-- start --
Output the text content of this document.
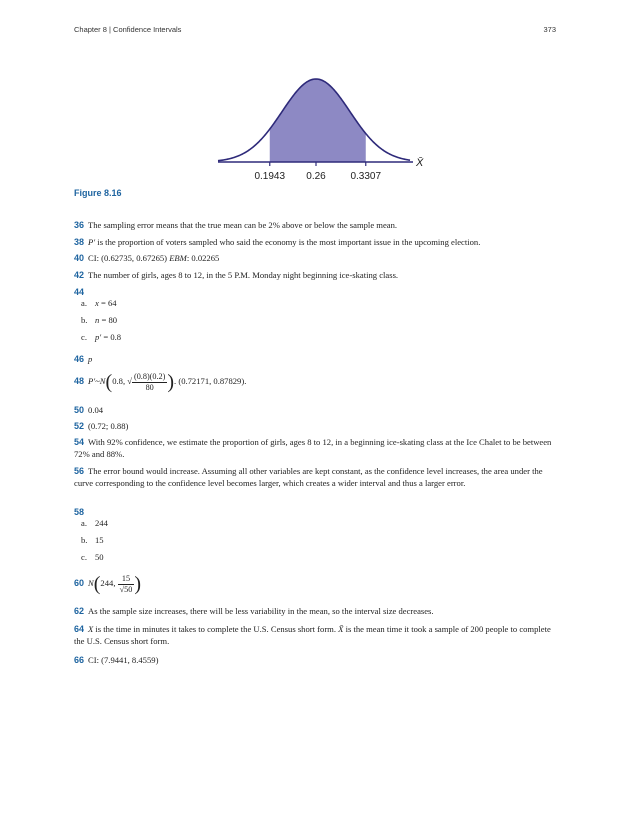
Chapter 8 | Confidence Intervals	373
0.1943 0.26 0.3307
X̄
Figure 8.16
36 The sampling error means that the true mean can be 2% above or below the sample mean.
38 P′ is the proportion of voters sampled who said the economy is the most important issue in the upcoming election.
40 CI: (0.62735, 0.67265) EBM: 0.02265
42 The number of girls, ages 8 to 12, in the 5 P.M. Monday night beginning ice-skating class.
44
a. x = 64
b. n = 80
c. p′ = 0.8
46 p
48 P′~N(0.8, √ $\frac{(0.8)(0.2)}{80}$ ). (0.72171, 0.87829).
50 0.04
52 (0.72; 0.88)
54 With 92% confidence, we estimate the proportion of girls, ages 8 to 12, in a beginning ice-skating class at the Ice Chalet to be between 72% and 88%.
56 The error bound would increase. Assuming all other variables are kept constant, as the confidence level increases, the area under the curve corresponding to the confidence level becomes larger, which creates a wider interval and thus a larger error.
58
a. 244
b. 15
c. 50
60 N(244, $\frac{15}{√50}$ )
62 As the sample size increases, there will be less variability in the mean, so the interval size decreases.
64 X is the time in minutes it takes to complete the U.S. Census short form. X̄ is the mean time it took a sample of 200 people to complete the U.S. Census short form.
66 CI: (7.9441, 8.4559)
-- end --
§ **What to do**: Find all the lines containing "girls" in the material, then copy them.

§ **Correct response**:
42 The number of girls, ages 8 to 12, in the 5 P.M. Monday night beginning ice-skating class.
54 With 92% confidence, we estimate the proportion of girls, ages 8 to 12, in a beginning ice-skating class at the Ice Chalet to be between 72% and 88%.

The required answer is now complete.